*Set task*. Check every line below for the word "this" and show those that hold it.

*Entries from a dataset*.

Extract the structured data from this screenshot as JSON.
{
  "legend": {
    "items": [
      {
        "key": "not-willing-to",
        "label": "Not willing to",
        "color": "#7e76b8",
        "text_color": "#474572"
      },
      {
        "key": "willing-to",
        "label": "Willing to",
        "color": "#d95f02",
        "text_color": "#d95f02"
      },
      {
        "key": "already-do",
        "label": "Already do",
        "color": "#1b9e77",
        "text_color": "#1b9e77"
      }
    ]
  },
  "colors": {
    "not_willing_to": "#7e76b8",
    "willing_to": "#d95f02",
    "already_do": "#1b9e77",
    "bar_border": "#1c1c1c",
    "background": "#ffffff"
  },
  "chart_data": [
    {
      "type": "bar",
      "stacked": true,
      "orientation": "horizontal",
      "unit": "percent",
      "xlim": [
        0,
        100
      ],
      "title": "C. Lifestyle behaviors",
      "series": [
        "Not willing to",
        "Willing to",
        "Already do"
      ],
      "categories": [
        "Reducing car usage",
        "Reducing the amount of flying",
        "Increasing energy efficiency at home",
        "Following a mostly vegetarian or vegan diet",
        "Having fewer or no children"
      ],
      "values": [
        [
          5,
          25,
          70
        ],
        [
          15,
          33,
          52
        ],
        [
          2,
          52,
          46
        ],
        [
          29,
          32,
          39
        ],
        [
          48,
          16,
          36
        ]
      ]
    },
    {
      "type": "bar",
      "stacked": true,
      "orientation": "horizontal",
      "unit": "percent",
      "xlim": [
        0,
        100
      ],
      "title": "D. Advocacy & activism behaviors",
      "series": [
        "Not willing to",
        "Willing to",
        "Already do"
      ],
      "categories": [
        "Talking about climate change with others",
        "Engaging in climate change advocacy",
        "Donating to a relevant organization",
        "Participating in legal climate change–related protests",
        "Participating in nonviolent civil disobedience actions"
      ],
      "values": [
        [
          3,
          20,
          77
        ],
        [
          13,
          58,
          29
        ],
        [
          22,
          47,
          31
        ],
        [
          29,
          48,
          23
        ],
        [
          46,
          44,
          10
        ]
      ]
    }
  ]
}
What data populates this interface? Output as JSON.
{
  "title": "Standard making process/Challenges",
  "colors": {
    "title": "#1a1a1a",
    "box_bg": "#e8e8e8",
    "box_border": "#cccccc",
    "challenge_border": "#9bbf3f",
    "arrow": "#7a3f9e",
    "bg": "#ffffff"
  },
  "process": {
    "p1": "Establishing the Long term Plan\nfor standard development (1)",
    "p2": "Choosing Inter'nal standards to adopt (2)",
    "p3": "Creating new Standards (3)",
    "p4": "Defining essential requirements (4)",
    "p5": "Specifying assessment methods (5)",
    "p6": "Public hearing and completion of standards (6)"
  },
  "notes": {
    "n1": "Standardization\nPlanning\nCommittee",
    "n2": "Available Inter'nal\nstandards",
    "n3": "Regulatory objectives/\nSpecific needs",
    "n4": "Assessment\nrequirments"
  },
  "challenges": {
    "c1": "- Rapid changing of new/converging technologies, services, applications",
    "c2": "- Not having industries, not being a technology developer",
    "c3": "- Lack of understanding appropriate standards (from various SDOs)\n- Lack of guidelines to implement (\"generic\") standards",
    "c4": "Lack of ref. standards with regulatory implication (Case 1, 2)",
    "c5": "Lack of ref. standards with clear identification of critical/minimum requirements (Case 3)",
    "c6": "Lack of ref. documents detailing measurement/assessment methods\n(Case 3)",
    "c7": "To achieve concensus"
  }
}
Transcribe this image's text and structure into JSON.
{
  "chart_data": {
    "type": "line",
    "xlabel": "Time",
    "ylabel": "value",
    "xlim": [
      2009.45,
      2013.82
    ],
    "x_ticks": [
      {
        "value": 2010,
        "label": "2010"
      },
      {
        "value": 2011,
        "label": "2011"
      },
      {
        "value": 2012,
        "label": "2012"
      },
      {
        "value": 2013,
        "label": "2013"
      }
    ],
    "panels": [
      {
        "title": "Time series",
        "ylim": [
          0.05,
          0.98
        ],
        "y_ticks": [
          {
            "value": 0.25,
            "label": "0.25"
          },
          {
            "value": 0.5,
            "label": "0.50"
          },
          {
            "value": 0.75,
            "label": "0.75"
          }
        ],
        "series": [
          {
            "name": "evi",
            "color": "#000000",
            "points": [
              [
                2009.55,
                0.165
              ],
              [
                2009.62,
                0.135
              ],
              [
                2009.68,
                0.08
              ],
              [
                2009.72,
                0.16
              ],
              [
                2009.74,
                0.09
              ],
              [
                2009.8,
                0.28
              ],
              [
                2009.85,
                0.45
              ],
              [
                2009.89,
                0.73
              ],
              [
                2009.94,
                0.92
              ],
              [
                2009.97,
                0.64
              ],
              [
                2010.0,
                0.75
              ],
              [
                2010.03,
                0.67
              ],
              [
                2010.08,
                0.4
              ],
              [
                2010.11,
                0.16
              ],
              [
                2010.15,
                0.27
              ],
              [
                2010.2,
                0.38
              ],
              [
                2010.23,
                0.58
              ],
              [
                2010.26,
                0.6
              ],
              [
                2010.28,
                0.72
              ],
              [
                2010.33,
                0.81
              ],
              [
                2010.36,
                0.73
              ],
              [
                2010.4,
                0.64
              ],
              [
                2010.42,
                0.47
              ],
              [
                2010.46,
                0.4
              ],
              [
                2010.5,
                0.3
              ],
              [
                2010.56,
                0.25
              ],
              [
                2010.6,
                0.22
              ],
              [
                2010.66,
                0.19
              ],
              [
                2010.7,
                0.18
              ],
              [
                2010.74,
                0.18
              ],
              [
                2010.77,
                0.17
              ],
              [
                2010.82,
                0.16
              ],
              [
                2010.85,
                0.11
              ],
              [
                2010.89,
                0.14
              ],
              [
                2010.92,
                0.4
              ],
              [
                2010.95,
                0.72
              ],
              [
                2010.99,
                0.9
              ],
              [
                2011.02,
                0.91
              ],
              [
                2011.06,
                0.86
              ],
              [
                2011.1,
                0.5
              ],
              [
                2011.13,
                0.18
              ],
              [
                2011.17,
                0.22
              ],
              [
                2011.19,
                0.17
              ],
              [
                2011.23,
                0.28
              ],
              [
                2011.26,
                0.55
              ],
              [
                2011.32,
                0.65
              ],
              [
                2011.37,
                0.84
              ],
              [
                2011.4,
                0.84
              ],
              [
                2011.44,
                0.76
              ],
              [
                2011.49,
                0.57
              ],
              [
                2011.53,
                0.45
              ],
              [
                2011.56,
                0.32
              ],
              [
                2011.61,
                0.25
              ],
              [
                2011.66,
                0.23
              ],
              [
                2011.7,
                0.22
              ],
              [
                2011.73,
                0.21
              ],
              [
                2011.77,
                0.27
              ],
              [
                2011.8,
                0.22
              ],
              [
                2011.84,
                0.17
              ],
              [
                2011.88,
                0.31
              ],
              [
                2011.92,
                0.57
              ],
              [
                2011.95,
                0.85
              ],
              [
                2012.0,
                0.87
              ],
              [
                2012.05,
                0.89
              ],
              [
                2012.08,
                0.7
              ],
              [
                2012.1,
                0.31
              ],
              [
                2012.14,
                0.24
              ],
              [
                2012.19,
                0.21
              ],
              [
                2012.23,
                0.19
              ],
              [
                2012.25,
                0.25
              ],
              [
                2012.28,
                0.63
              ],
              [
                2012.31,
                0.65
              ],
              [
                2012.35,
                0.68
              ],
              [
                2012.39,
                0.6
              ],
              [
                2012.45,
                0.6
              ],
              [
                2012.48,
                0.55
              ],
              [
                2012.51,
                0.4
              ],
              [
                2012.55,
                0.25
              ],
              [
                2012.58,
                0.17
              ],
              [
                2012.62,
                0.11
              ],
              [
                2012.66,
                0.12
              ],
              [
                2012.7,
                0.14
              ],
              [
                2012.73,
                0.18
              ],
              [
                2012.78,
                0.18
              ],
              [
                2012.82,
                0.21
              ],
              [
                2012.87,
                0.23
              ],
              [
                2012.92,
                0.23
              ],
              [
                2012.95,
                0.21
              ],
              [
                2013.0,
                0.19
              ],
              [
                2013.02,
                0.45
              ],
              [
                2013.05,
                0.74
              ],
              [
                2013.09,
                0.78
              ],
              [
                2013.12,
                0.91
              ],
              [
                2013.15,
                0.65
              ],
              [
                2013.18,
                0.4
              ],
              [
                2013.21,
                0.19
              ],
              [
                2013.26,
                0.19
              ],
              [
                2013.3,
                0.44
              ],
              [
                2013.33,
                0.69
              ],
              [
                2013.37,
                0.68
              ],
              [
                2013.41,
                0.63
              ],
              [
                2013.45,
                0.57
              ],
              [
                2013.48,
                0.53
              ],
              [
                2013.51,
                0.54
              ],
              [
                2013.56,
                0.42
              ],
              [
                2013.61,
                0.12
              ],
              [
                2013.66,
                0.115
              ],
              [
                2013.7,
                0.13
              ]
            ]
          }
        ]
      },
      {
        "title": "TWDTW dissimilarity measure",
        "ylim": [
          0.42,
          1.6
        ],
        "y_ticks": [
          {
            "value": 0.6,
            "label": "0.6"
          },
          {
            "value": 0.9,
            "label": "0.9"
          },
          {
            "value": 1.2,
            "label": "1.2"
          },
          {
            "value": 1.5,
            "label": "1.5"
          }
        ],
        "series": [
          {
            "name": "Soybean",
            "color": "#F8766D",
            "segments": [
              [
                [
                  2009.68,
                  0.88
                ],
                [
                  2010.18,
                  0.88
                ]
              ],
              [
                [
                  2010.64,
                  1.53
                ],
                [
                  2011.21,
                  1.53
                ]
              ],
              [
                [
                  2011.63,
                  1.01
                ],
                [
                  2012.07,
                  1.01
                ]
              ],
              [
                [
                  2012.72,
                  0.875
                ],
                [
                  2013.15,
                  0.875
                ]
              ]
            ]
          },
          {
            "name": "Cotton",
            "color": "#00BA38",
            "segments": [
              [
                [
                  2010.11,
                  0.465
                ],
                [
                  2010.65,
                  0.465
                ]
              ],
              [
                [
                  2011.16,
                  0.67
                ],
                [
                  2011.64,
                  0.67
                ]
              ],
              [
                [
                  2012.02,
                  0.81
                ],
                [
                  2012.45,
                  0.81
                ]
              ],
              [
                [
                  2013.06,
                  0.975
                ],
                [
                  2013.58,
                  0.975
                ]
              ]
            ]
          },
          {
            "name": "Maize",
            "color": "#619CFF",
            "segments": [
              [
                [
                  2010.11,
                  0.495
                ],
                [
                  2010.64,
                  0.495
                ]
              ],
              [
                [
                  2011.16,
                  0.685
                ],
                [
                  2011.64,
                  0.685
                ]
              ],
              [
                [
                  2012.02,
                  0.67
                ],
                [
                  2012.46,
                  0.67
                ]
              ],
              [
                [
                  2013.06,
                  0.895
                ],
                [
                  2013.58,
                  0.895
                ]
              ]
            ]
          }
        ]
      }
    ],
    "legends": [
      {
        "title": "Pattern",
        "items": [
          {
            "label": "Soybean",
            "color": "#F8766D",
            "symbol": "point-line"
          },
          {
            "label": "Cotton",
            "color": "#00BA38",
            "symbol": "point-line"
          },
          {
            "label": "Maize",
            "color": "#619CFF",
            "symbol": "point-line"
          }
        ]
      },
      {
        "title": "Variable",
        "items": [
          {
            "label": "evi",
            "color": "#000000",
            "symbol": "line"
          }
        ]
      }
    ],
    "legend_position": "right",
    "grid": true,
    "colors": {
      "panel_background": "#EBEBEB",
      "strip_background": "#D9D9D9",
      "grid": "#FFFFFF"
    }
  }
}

*Exercise answer*.
Extract the structured data from this screenshot as JSON.
What data populates this interface? Output as JSON.
Transcribe this image's text and structure into JSON.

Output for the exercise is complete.